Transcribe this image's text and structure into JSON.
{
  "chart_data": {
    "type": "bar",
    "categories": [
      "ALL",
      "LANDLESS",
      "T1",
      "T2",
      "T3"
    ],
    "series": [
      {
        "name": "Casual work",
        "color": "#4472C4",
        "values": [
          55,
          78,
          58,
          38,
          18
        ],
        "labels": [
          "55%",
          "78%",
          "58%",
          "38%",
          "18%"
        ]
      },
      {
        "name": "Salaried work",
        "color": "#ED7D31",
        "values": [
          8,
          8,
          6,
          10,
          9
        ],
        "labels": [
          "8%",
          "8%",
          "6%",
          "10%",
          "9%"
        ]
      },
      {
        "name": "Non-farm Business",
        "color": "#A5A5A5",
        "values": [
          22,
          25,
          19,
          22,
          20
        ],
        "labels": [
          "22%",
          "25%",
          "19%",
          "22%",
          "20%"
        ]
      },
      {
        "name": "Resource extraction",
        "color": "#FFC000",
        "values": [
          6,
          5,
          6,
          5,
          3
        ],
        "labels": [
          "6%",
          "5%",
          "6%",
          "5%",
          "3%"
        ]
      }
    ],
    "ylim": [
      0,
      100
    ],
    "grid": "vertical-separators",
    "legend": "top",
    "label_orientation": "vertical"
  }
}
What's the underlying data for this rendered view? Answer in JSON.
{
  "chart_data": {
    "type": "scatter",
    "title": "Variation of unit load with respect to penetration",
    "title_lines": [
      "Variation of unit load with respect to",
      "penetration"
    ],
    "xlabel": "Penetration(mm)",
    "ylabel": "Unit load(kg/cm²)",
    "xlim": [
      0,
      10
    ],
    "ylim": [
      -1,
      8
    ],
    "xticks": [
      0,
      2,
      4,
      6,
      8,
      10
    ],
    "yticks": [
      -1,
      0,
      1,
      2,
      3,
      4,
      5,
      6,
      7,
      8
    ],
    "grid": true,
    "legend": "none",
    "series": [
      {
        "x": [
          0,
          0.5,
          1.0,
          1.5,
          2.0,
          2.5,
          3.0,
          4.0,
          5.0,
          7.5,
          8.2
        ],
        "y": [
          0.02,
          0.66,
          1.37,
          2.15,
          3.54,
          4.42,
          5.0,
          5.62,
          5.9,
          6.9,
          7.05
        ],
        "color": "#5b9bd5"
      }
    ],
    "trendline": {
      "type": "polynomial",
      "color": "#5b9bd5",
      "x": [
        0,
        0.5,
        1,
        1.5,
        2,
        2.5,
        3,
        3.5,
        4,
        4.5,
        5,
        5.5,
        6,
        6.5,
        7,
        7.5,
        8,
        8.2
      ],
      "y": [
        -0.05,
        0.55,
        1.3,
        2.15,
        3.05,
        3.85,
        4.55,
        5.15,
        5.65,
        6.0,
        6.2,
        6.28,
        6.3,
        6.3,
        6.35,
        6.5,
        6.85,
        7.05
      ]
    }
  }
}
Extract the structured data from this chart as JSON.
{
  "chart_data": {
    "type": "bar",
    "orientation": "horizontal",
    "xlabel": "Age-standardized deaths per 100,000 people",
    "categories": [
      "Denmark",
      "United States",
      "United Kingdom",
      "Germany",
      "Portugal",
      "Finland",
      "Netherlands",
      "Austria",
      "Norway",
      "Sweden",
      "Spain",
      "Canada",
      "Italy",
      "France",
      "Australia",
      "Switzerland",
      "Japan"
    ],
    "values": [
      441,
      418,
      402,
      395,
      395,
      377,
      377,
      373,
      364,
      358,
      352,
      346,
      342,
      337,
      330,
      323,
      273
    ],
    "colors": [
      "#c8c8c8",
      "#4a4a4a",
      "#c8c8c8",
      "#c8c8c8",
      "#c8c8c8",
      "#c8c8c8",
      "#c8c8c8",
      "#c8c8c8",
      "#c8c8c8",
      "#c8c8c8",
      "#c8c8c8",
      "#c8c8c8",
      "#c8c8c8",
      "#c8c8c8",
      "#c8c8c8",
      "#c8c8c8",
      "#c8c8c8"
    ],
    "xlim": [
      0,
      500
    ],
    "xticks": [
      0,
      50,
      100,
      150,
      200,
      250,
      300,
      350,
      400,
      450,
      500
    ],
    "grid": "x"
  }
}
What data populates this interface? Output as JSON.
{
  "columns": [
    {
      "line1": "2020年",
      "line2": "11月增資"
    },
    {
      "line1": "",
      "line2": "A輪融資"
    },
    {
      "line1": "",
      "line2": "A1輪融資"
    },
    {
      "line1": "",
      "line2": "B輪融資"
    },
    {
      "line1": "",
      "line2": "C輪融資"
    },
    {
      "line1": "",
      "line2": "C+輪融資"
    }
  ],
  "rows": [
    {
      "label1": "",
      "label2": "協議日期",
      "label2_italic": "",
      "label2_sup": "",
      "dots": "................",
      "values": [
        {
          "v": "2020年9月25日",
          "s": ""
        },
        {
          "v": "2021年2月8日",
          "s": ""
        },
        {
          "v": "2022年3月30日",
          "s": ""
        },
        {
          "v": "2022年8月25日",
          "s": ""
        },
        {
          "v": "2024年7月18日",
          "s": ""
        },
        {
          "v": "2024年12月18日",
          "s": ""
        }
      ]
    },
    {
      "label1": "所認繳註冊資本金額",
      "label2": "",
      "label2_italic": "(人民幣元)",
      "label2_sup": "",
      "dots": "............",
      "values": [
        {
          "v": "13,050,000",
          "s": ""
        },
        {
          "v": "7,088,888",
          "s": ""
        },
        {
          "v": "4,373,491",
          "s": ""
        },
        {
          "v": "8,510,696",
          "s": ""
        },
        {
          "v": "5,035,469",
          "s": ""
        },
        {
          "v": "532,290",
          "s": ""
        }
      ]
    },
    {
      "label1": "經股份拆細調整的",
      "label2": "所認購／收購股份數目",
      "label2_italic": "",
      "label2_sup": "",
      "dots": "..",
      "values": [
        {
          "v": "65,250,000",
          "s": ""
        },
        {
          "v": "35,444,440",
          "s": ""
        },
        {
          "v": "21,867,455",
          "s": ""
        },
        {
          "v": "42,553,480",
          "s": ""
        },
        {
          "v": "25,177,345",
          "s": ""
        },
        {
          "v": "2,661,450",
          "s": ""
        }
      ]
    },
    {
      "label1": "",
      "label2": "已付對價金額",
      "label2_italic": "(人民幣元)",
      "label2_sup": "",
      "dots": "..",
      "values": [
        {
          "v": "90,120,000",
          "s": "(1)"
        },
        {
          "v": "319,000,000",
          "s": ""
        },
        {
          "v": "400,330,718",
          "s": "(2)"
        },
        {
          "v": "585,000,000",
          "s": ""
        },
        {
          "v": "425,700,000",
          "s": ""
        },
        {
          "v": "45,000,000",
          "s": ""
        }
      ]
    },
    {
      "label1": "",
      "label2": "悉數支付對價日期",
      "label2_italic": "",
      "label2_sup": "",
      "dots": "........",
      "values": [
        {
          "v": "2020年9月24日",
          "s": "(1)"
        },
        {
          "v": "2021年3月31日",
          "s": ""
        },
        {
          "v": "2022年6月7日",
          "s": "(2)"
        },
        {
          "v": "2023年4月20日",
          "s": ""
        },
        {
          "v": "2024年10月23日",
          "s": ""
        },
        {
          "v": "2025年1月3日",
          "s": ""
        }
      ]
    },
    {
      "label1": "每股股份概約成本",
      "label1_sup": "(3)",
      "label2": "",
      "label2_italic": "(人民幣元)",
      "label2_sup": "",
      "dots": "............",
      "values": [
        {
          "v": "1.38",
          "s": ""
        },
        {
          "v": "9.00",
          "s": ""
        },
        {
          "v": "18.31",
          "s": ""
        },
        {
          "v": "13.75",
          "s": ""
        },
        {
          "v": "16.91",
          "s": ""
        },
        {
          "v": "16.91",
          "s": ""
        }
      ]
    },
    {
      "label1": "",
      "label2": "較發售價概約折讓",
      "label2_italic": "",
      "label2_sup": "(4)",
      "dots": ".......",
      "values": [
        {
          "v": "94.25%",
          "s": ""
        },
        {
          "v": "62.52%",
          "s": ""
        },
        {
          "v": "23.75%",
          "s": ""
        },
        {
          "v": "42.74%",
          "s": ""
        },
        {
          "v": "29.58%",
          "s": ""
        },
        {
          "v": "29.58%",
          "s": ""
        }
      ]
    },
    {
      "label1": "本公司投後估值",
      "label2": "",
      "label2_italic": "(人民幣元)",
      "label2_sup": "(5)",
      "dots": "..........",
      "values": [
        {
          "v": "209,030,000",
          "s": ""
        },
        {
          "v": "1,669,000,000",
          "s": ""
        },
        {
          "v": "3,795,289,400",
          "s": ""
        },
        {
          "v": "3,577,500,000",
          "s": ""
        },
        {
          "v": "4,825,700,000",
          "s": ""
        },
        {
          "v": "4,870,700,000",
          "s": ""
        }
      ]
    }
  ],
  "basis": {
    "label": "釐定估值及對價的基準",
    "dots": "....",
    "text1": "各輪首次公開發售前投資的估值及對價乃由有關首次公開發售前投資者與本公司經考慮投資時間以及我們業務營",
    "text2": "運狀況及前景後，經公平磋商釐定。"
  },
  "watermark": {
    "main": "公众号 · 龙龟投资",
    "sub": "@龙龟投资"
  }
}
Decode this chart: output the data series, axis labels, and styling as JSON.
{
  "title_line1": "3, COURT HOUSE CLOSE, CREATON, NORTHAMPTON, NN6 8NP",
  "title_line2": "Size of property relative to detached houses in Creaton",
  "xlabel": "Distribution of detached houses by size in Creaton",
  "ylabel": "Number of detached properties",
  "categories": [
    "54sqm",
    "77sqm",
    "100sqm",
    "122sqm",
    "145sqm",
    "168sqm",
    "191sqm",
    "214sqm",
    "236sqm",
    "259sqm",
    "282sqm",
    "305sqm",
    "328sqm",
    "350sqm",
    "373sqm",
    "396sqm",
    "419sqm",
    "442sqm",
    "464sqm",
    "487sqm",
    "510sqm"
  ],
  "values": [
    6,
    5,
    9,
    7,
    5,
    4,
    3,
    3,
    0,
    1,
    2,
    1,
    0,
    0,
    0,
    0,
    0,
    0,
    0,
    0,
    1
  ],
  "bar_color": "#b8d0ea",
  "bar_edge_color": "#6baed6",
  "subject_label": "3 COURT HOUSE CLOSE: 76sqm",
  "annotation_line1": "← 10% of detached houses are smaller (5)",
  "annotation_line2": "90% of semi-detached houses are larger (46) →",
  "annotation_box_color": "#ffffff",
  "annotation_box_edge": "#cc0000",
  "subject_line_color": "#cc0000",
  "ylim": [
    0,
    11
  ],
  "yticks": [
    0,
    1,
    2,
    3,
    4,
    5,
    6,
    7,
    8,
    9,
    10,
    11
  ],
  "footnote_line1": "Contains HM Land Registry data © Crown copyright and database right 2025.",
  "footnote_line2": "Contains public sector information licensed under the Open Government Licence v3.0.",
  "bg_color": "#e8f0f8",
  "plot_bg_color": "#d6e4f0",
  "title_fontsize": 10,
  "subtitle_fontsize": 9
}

* * * * *

**What is asked:** On how many lines does the word "type" appear? Answer with only the number.

**Task response:** 4